• _Input rows_:
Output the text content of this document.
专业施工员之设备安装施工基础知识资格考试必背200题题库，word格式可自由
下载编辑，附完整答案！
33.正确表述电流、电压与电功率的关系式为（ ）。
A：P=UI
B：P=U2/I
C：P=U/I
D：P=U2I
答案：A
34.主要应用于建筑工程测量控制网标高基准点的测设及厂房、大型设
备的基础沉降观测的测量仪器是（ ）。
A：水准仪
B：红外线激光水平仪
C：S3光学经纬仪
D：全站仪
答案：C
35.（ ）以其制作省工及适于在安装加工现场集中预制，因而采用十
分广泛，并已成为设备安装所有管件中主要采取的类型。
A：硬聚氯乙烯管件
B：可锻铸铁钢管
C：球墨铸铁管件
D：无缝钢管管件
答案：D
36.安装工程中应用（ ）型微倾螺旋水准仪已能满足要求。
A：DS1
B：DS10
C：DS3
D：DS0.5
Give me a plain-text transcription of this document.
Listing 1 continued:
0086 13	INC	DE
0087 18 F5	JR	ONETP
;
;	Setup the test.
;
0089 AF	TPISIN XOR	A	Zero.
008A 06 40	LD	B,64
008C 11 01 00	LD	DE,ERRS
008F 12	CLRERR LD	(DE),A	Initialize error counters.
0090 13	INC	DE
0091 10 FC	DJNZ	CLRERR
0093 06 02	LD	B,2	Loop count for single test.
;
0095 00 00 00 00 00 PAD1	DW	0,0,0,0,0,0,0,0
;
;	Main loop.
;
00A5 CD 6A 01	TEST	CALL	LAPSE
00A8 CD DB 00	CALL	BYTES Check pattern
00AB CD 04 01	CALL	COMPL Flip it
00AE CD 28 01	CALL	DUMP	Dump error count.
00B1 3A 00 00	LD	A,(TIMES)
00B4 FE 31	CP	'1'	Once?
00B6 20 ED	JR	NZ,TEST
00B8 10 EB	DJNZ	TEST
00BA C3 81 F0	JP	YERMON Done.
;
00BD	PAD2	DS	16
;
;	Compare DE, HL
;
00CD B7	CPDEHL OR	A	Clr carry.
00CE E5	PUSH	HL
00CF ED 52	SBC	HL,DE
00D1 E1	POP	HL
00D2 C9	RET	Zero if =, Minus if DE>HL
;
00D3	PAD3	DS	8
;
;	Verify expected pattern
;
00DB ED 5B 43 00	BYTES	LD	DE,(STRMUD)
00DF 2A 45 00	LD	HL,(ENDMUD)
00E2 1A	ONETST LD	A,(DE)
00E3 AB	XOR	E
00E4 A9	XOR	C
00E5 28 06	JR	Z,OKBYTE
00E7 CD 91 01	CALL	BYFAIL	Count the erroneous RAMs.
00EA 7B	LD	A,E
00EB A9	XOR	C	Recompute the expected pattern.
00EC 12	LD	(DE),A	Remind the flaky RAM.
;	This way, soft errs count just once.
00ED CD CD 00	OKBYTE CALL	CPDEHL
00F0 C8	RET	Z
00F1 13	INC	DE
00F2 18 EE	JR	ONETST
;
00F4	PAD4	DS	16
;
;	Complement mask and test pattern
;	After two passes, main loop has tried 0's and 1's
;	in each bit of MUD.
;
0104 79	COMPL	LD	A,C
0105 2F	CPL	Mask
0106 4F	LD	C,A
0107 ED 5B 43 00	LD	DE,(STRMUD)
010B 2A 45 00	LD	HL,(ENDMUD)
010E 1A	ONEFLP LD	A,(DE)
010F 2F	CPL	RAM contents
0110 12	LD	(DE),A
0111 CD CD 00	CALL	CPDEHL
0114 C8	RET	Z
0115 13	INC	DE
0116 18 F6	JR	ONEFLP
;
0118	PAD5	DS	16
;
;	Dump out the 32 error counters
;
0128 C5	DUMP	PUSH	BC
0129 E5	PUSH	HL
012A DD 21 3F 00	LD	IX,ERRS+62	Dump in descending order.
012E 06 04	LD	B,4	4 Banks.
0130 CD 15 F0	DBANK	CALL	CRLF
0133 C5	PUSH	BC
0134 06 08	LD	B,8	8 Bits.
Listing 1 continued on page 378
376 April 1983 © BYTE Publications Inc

• _Your task_: Pick out and copy every line that contains the word "OKBYTE".

• _Result below_:
00E5 28 06	JR	Z,OKBYTE
00ED CD CD 00	OKBYTE CALL	CPDEHL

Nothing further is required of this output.